Collected data
****************************************

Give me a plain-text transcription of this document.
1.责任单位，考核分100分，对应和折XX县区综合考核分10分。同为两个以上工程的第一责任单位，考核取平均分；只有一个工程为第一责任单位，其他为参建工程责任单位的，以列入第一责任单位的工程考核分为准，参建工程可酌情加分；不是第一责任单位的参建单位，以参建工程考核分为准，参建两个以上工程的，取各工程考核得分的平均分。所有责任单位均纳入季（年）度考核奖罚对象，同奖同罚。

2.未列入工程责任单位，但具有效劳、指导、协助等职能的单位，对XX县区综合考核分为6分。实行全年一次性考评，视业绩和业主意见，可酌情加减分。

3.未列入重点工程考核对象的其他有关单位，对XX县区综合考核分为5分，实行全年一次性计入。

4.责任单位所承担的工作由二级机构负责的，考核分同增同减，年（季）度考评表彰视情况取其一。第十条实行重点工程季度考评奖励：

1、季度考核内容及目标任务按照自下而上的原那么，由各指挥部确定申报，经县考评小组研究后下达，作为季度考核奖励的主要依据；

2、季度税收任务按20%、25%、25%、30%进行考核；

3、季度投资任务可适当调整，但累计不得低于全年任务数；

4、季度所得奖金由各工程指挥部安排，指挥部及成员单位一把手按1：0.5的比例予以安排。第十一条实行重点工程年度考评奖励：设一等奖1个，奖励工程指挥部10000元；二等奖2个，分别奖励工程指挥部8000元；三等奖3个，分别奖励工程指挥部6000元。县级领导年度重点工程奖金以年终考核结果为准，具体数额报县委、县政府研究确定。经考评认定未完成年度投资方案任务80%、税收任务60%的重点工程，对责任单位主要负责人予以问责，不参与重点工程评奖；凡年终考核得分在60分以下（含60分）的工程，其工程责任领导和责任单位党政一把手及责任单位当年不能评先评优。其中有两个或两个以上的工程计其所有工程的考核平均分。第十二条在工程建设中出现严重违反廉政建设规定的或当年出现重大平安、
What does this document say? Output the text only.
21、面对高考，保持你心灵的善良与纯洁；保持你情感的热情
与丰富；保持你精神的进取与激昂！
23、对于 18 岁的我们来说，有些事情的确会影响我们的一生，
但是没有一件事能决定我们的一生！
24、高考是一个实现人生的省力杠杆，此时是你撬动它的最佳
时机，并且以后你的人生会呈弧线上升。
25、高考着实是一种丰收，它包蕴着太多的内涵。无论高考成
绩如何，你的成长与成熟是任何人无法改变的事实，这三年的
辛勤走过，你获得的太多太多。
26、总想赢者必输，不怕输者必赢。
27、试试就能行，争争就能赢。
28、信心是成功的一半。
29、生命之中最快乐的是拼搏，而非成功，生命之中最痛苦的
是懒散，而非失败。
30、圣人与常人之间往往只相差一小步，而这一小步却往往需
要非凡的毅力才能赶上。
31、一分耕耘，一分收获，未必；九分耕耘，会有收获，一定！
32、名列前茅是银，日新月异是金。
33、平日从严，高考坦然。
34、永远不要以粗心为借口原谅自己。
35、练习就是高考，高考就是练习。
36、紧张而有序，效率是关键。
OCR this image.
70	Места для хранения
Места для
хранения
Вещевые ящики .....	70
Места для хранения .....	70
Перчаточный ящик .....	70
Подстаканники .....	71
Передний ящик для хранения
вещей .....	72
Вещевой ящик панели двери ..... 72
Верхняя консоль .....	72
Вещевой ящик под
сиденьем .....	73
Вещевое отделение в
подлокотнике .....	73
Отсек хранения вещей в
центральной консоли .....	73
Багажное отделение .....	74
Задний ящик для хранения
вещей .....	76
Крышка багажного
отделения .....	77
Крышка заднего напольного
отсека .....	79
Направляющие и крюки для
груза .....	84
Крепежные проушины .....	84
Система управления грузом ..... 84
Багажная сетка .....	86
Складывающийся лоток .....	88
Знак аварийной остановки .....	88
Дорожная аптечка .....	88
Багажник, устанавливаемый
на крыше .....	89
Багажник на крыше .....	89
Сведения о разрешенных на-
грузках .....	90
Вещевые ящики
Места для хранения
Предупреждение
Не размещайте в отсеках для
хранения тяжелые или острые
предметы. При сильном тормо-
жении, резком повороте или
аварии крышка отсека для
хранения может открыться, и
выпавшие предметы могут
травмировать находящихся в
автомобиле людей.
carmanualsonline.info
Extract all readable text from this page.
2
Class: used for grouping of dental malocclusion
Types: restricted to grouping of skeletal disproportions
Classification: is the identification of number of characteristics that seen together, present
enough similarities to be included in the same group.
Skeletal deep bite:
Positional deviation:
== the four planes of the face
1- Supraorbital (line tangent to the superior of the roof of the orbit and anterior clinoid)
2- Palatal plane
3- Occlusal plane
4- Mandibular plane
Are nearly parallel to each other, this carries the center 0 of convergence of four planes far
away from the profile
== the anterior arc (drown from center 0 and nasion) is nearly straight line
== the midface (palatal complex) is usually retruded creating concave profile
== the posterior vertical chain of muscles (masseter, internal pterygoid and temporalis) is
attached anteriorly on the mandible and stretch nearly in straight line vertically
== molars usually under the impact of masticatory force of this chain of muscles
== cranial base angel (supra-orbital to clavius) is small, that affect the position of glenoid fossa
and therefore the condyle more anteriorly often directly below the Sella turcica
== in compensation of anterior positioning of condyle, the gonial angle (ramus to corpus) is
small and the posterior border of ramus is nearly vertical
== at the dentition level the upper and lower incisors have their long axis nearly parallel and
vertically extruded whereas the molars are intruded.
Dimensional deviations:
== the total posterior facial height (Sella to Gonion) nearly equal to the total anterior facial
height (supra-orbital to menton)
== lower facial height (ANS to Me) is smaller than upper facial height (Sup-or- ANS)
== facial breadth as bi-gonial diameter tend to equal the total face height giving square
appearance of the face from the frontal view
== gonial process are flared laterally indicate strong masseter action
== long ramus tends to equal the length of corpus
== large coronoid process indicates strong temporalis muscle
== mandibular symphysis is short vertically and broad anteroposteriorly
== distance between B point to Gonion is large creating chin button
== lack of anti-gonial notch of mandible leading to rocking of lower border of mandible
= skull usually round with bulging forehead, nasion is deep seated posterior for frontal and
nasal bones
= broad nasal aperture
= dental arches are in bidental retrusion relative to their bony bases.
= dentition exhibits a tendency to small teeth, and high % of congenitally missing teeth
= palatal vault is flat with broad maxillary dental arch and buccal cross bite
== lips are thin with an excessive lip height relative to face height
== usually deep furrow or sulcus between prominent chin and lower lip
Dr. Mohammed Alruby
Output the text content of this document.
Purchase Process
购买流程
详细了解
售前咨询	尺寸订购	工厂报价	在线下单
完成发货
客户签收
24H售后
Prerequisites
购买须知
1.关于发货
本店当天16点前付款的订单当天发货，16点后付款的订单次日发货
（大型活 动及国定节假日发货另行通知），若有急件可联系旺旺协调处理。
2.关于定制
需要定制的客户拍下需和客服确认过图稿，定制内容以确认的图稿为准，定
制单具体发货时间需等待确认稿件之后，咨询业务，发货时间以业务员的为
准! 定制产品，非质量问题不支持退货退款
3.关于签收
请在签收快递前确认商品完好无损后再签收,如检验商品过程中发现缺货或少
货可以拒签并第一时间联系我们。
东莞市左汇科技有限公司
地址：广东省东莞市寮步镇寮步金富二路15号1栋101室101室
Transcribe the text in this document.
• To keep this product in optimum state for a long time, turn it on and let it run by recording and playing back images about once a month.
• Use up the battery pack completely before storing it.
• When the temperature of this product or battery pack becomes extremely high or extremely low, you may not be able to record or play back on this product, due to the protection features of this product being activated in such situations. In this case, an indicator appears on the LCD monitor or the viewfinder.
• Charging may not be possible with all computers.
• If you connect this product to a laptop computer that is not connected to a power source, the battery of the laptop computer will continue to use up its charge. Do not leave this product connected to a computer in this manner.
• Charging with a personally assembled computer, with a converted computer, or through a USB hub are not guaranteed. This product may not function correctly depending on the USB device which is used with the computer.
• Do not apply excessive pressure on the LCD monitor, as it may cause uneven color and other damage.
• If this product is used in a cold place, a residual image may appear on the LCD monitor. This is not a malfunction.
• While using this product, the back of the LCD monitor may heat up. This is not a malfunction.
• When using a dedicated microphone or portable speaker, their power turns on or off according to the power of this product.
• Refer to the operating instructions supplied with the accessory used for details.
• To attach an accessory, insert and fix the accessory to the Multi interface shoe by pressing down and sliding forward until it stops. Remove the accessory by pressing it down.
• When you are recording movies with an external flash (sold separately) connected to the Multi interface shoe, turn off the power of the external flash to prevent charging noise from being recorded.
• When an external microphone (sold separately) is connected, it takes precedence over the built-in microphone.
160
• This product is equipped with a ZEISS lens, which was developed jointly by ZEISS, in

****************************************

The request> Search the data for the string "parallel" and copy each line where it appears.

Expected answer>
Are nearly parallel to each other, this carries the center 0 of convergence of four planes far
== at the dentition level the upper and lower incisors have their long axis nearly parallel and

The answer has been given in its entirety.